**PROBLEM REQUIREMENTS**
Retype the records below word for word and omit any image.

BEGIN MATERIAL PROVIDED

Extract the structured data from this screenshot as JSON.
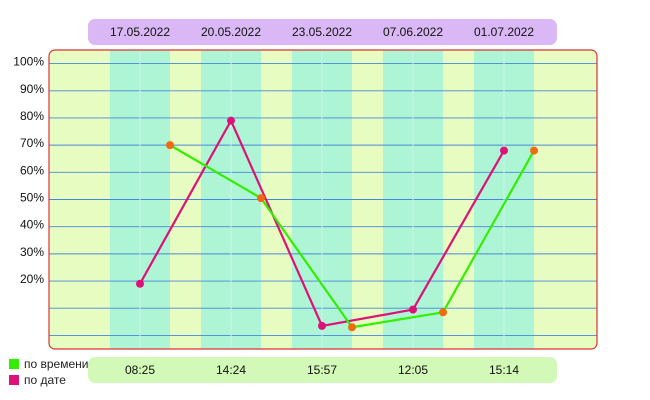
{
  "chart_data": {
    "type": "line",
    "dates": [
      "17.05.2022",
      "20.05.2022",
      "23.05.2022",
      "07.06.2022",
      "01.07.2022"
    ],
    "times": [
      "08:25",
      "14:24",
      "15:57",
      "12:05",
      "15:14"
    ],
    "y_ticks": [
      "20%",
      "30%",
      "40%",
      "50%",
      "60%",
      "70%",
      "80%",
      "90%",
      "100%"
    ],
    "ylim": [
      -5,
      105
    ],
    "grid": true,
    "legend_position": "bottom-left",
    "series": [
      {
        "name": "по времени",
        "color": "#33ee00",
        "points": [
          {
            "x": 1.33,
            "y": 70
          },
          {
            "x": 2.33,
            "y": 50.5
          },
          {
            "x": 3.33,
            "y": 3
          },
          {
            "x": 4.33,
            "y": 8.5
          },
          {
            "x": 5.33,
            "y": 68
          }
        ]
      },
      {
        "name": "по дате",
        "color": "#dd1177",
        "points": [
          {
            "x": 1,
            "y": 19
          },
          {
            "x": 2,
            "y": 79
          },
          {
            "x": 3,
            "y": 3.5
          },
          {
            "x": 4,
            "y": 9.5
          },
          {
            "x": 5,
            "y": 68
          }
        ]
      }
    ]
  }
}
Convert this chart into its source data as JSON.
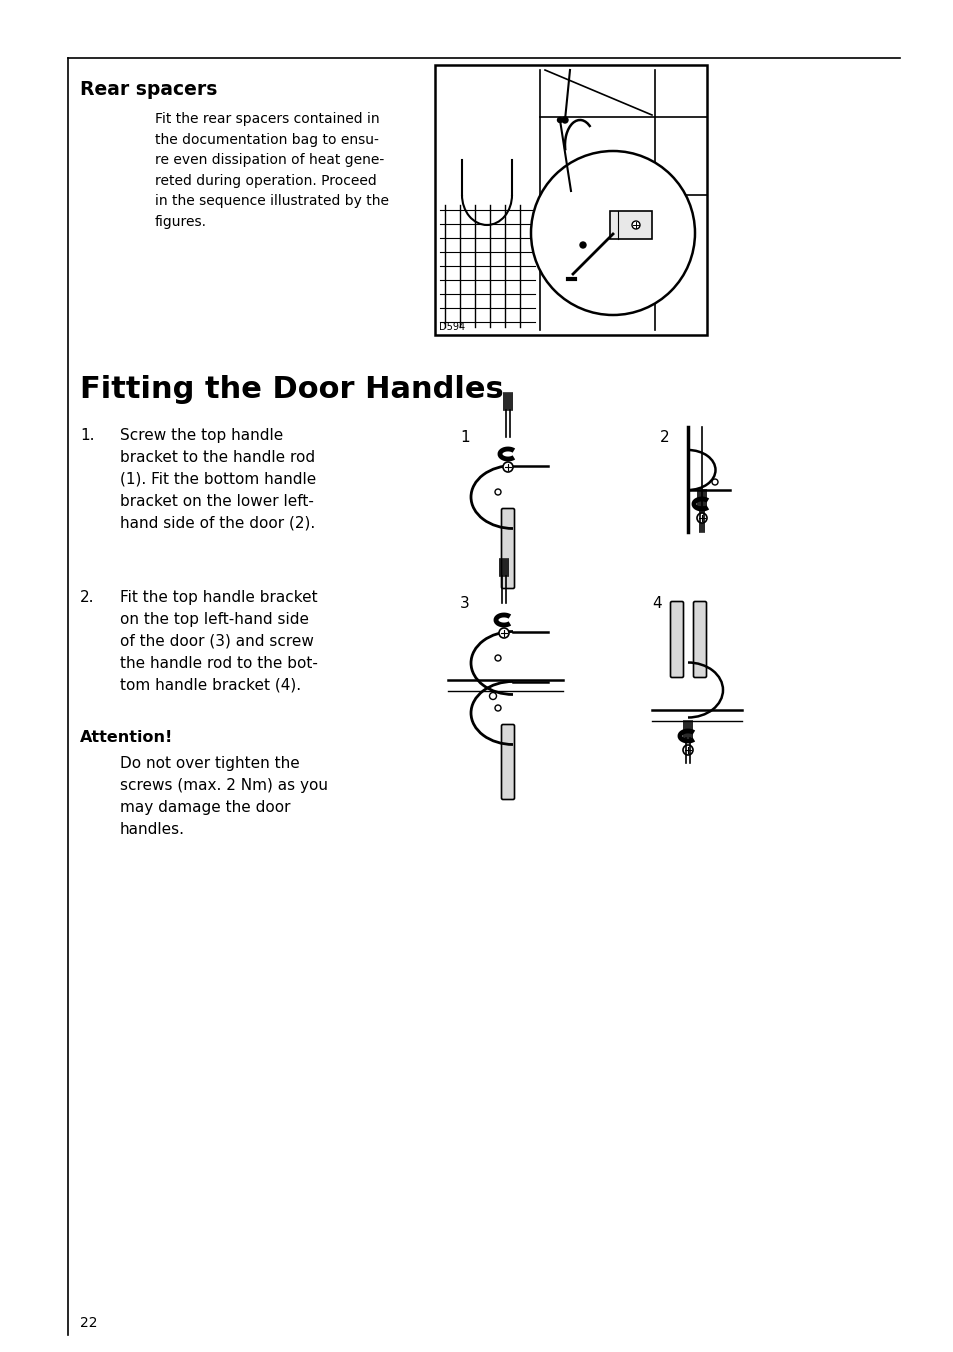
{
  "bg_color": "#ffffff",
  "page_number": "22",
  "section1_title": "Rear spacers",
  "section1_body": "Fit the rear spacers contained in\nthe documentation bag to ensu-\nre even dissipation of heat gene-\nreted during operation. Proceed\nin the sequence illustrated by the\nfigures.",
  "section2_title": "Fitting the Door Handles",
  "item1_num": "1.",
  "item1_text": "Screw the top handle\nbracket to the handle rod\n(1). Fit the bottom handle\nbracket on the lower left-\nhand side of the door (2).",
  "item2_num": "2.",
  "item2_text": "Fit the top handle bracket\non the top left-hand side\nof the door (3) and screw\nthe handle rod to the bot-\ntom handle bracket (4).",
  "attention_title": "Attention!",
  "attention_text": "Do not over tighten the\nscrews (max. 2 Nm) as you\nmay damage the door\nhandles.",
  "label1": "1",
  "label2": "2",
  "label3": "3",
  "label4": "4",
  "diagram_label": "D594"
}
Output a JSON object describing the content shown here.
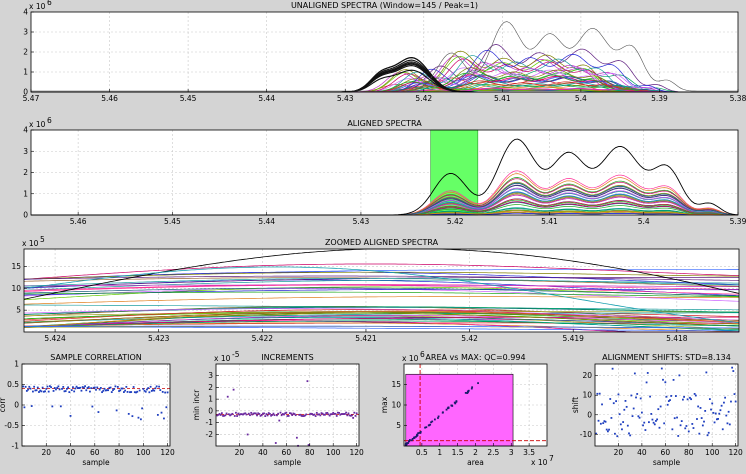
{
  "window_title": "",
  "colors": {
    "background": "#d4d4d4",
    "axes_bg": "#ffffff",
    "window_highlight": "#66ff66",
    "area_highlight": "#ff66ff",
    "dashed_red": "#cc0000",
    "point_blue": "#1f3fbf"
  },
  "chart_data": [
    {
      "id": "unaligned",
      "type": "line",
      "title": "UNALIGNED SPECTRA (Window=145 / Peak=1)",
      "xlim": [
        5.47,
        5.38
      ],
      "x_reversed": true,
      "xticks": [
        "5.47",
        "5.46",
        "5.45",
        "5.44",
        "5.43",
        "5.42",
        "5.41",
        "5.4",
        "5.39",
        "5.38"
      ],
      "xtick_values": [
        5.47,
        5.46,
        5.45,
        5.44,
        5.43,
        5.42,
        5.41,
        5.4,
        5.39,
        5.38
      ],
      "ylim": [
        0,
        4
      ],
      "yticks": [
        "0",
        "1",
        "2",
        "3",
        "4"
      ],
      "y_multiplier": "x 10",
      "y_exponent": "6",
      "grid": true
    },
    {
      "id": "aligned",
      "type": "line",
      "title": "ALIGNED SPECTRA",
      "xlim": [
        5.465,
        5.39
      ],
      "x_reversed": true,
      "xticks": [
        "5.46",
        "5.45",
        "5.44",
        "5.43",
        "5.42",
        "5.41",
        "5.4",
        "5.39"
      ],
      "xtick_values": [
        5.46,
        5.45,
        5.44,
        5.43,
        5.42,
        5.41,
        5.4,
        5.39
      ],
      "ylim": [
        0,
        4
      ],
      "yticks": [
        "0",
        "1",
        "2",
        "3",
        "4"
      ],
      "y_multiplier": "x 10",
      "y_exponent": "6",
      "highlight_window": [
        5.4226,
        5.4176
      ],
      "grid": true
    },
    {
      "id": "zoomed",
      "type": "line",
      "title": "ZOOMED ALIGNED SPECTRA",
      "xlim": [
        5.4243,
        5.4174
      ],
      "x_reversed": true,
      "xticks": [
        "5.424",
        "5.423",
        "5.422",
        "5.421",
        "5.42",
        "5.419",
        "5.418"
      ],
      "xtick_values": [
        5.424,
        5.423,
        5.422,
        5.421,
        5.42,
        5.419,
        5.418
      ],
      "ylim": [
        0,
        19
      ],
      "yticks": [
        "5",
        "10",
        "15"
      ],
      "ytick_values": [
        5,
        10,
        15
      ],
      "y_multiplier": "x 10",
      "y_exponent": "5",
      "grid": true
    },
    {
      "id": "correlation",
      "type": "scatter",
      "title": "SAMPLE CORRELATION",
      "xlabel": "sample",
      "ylabel": "corr",
      "xlim": [
        0,
        122
      ],
      "xticks": [
        "20",
        "40",
        "60",
        "80",
        "100",
        "120"
      ],
      "xtick_values": [
        20,
        40,
        60,
        80,
        100,
        120
      ],
      "ylim": [
        -1,
        1
      ],
      "yticks": [
        "-1",
        "-0.5",
        "0",
        "0.5",
        "1"
      ],
      "ytick_values": [
        -1,
        -0.5,
        0,
        0.5,
        1
      ],
      "mean_line": 0.4,
      "grid": true
    },
    {
      "id": "increments",
      "type": "scatter",
      "title": "INCREMENTS",
      "xlabel": "sample",
      "ylabel": "min incr",
      "xlim": [
        0,
        122
      ],
      "xticks": [
        "20",
        "40",
        "60",
        "80",
        "100",
        "120"
      ],
      "xtick_values": [
        20,
        40,
        60,
        80,
        100,
        120
      ],
      "ylim": [
        -3,
        4
      ],
      "yticks": [
        "-2",
        "-1",
        "0",
        "1",
        "2",
        "3"
      ],
      "ytick_values": [
        -2,
        -1,
        0,
        1,
        2,
        3
      ],
      "y_multiplier": "x 10",
      "y_exponent": "-5",
      "mean_line": -0.3,
      "grid": true
    },
    {
      "id": "area_vs_max",
      "type": "scatter",
      "title": "AREA vs MAX: QC=0.994",
      "xlabel": "area",
      "ylabel": "max",
      "xlim": [
        0,
        4
      ],
      "xticks": [
        "0.5",
        "1",
        "1.5",
        "2",
        "2.5",
        "3",
        "3.5"
      ],
      "xtick_values": [
        0.5,
        1,
        1.5,
        2,
        2.5,
        3,
        3.5
      ],
      "ylim": [
        0,
        20
      ],
      "yticks": [
        "5",
        "10",
        "15"
      ],
      "ytick_values": [
        5,
        10,
        15
      ],
      "y_multiplier": "x 10",
      "y_exponent": "6",
      "x_multiplier": "x 10",
      "x_exponent": "7",
      "highlight_box": {
        "x": [
          0.05,
          3.05
        ],
        "y": [
          0,
          17.5
        ]
      },
      "dashed_vline": 0.45,
      "dashed_hline": 1.3,
      "grid": true
    },
    {
      "id": "shifts",
      "type": "scatter",
      "title": "ALIGNMENT SHIFTS: STD=8.134",
      "xlabel": "sample",
      "ylabel": "shift",
      "xlim": [
        0,
        122
      ],
      "xticks": [
        "20",
        "40",
        "60",
        "80",
        "100",
        "120"
      ],
      "xtick_values": [
        20,
        40,
        60,
        80,
        100,
        120
      ],
      "ylim": [
        -16,
        26
      ],
      "yticks": [
        "-10",
        "0",
        "10",
        "20"
      ],
      "ytick_values": [
        -10,
        0,
        10,
        20
      ],
      "grid": true
    }
  ]
}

END MATERIAL PROVIDED

**RESPONSE**
Extract the structured data from this screenshot as JSON.
{
  "chart_data": {
    "type": "line",
    "dates": [
      "17.05.2022",
      "20.05.2022",
      "23.05.2022",
      "07.06.2022",
      "01.07.2022"
    ],
    "times": [
      "08:25",
      "14:24",
      "15:57",
      "12:05",
      "15:14"
    ],
    "y_ticks": [
      "20%",
      "30%",
      "40%",
      "50%",
      "60%",
      "70%",
      "80%",
      "90%",
      "100%"
    ],
    "ylim": [
      -5,
      105
    ],
    "grid": true,
    "legend_position": "bottom-left",
    "series": [
      {
        "name": "по времени",
        "color": "#33ee00",
        "points": [
          {
            "x": 1.33,
            "y": 70
          },
          {
            "x": 2.33,
            "y": 50.5
          },
          {
            "x": 3.33,
            "y": 3
          },
          {
            "x": 4.33,
            "y": 8.5
          },
          {
            "x": 5.33,
            "y": 68
          }
        ]
      },
      {
        "name": "по дате",
        "color": "#dd1177",
        "points": [
          {
            "x": 1,
            "y": 19
          },
          {
            "x": 2,
            "y": 79
          },
          {
            "x": 3,
            "y": 3.5
          },
          {
            "x": 4,
            "y": 9.5
          },
          {
            "x": 5,
            "y": 68
          }
        ]
      }
    ]
  }
}
Convert this chart into its source data as JSON.
{
  "bg_color": "#ffffff",
  "page_number": "22",
  "section1_title": "Rear spacers",
  "section1_body": "Fit the rear spacers contained in\nthe documentation bag to ensu-\nre even dissipation of heat gene-\nreted during operation. Proceed\nin the sequence illustrated by the\nfigures.",
  "section2_title": "Fitting the Door Handles",
  "item1_num": "1.",
  "item1_text": "Screw the top handle\nbracket to the handle rod\n(1). Fit the bottom handle\nbracket on the lower left-\nhand side of the door (2).",
  "item2_num": "2.",
  "item2_text": "Fit the top handle bracket\non the top left-hand side\nof the door (3) and screw\nthe handle rod to the bot-\ntom handle bracket (4).",
  "attention_title": "Attention!",
  "attention_text": "Do not over tighten the\nscrews (max. 2 Nm) as you\nmay damage the door\nhandles.",
  "label1": "1",
  "label2": "2",
  "label3": "3",
  "label4": "4",
  "diagram_label": "D594"
}
Output a JSON object describing the content shown here.
{
  "window_title": "",
  "colors": {
    "background": "#d4d4d4",
    "axes_bg": "#ffffff",
    "window_highlight": "#66ff66",
    "area_highlight": "#ff66ff",
    "dashed_red": "#cc0000",
    "point_blue": "#1f3fbf"
  },
  "chart_data": [
    {
      "id": "unaligned",
      "type": "line",
      "title": "UNALIGNED SPECTRA (Window=145 / Peak=1)",
      "xlim": [
        5.47,
        5.38
      ],
      "x_reversed": true,
      "xticks": [
        "5.47",
        "5.46",
        "5.45",
        "5.44",
        "5.43",
        "5.42",
        "5.41",
        "5.4",
        "5.39",
        "5.38"
      ],
      "xtick_values": [
        5.47,
        5.46,
        5.45,
        5.44,
        5.43,
        5.42,
        5.41,
        5.4,
        5.39,
        5.38
      ],
      "ylim": [
        0,
        4
      ],
      "yticks": [
        "0",
        "1",
        "2",
        "3",
        "4"
      ],
      "y_multiplier": "x 10",
      "y_exponent": "6",
      "grid": true
    },
    {
      "id": "aligned",
      "type": "line",
      "title": "ALIGNED SPECTRA",
      "xlim": [
        5.465,
        5.39
      ],
      "x_reversed": true,
      "xticks": [
        "5.46",
        "5.45",
        "5.44",
        "5.43",
        "5.42",
        "5.41",
        "5.4",
        "5.39"
      ],
      "xtick_values": [
        5.46,
        5.45,
        5.44,
        5.43,
        5.42,
        5.41,
        5.4,
        5.39
      ],
      "ylim": [
        0,
        4
      ],
      "yticks": [
        "0",
        "1",
        "2",
        "3",
        "4"
      ],
      "y_multiplier": "x 10",
      "y_exponent": "6",
      "highlight_window": [
        5.4226,
        5.4176
      ],
      "grid": true
    },
    {
      "id": "zoomed",
      "type": "line",
      "title": "ZOOMED ALIGNED SPECTRA",
      "xlim": [
        5.4243,
        5.4174
      ],
      "x_reversed": true,
      "xticks": [
        "5.424",
        "5.423",
        "5.422",
        "5.421",
        "5.42",
        "5.419",
        "5.418"
      ],
      "xtick_values": [
        5.424,
        5.423,
        5.422,
        5.421,
        5.42,
        5.419,
        5.418
      ],
      "ylim": [
        0,
        19
      ],
      "yticks": [
        "5",
        "10",
        "15"
      ],
      "ytick_values": [
        5,
        10,
        15
      ],
      "y_multiplier": "x 10",
      "y_exponent": "5",
      "grid": true
    },
    {
      "id": "correlation",
      "type": "scatter",
      "title": "SAMPLE CORRELATION",
      "xlabel": "sample",
      "ylabel": "corr",
      "xlim": [
        0,
        122
      ],
      "xticks": [
        "20",
        "40",
        "60",
        "80",
        "100",
        "120"
      ],
      "xtick_values": [
        20,
        40,
        60,
        80,
        100,
        120
      ],
      "ylim": [
        -1,
        1
      ],
      "yticks": [
        "-1",
        "-0.5",
        "0",
        "0.5",
        "1"
      ],
      "ytick_values": [
        -1,
        -0.5,
        0,
        0.5,
        1
      ],
      "mean_line": 0.4,
      "grid": true
    },
    {
      "id": "increments",
      "type": "scatter",
      "title": "INCREMENTS",
      "xlabel": "sample",
      "ylabel": "min incr",
      "xlim": [
        0,
        122
      ],
      "xticks": [
        "20",
        "40",
        "60",
        "80",
        "100",
        "120"
      ],
      "xtick_values": [
        20,
        40,
        60,
        80,
        100,
        120
      ],
      "ylim": [
        -3,
        4
      ],
      "yticks": [
        "-2",
        "-1",
        "0",
        "1",
        "2",
        "3"
      ],
      "ytick_values": [
        -2,
        -1,
        0,
        1,
        2,
        3
      ],
      "y_multiplier": "x 10",
      "y_exponent": "-5",
      "mean_line": -0.3,
      "grid": true
    },
    {
      "id": "area_vs_max",
      "type": "scatter",
      "title": "AREA vs MAX: QC=0.994",
      "xlabel": "area",
      "ylabel": "max",
      "xlim": [
        0,
        4
      ],
      "xticks": [
        "0.5",
        "1",
        "1.5",
        "2",
        "2.5",
        "3",
        "3.5"
      ],
      "xtick_values": [
        0.5,
        1,
        1.5,
        2,
        2.5,
        3,
        3.5
      ],
      "ylim": [
        0,
        20
      ],
      "yticks": [
        "5",
        "10",
        "15"
      ],
      "ytick_values": [
        5,
        10,
        15
      ],
      "y_multiplier": "x 10",
      "y_exponent": "6",
      "x_multiplier": "x 10",
      "x_exponent": "7",
      "highlight_box": {
        "x": [
          0.05,
          3.05
        ],
        "y": [
          0,
          17.5
        ]
      },
      "dashed_vline": 0.45,
      "dashed_hline": 1.3,
      "grid": true
    },
    {
      "id": "shifts",
      "type": "scatter",
      "title": "ALIGNMENT SHIFTS: STD=8.134",
      "xlabel": "sample",
      "ylabel": "shift",
      "xlim": [
        0,
        122
      ],
      "xticks": [
        "20",
        "40",
        "60",
        "80",
        "100",
        "120"
      ],
      "xtick_values": [
        20,
        40,
        60,
        80,
        100,
        120
      ],
      "ylim": [
        -16,
        26
      ],
      "yticks": [
        "-10",
        "0",
        "10",
        "20"
      ],
      "ytick_values": [
        -10,
        0,
        10,
        20
      ],
      "grid": true
    }
  ]
}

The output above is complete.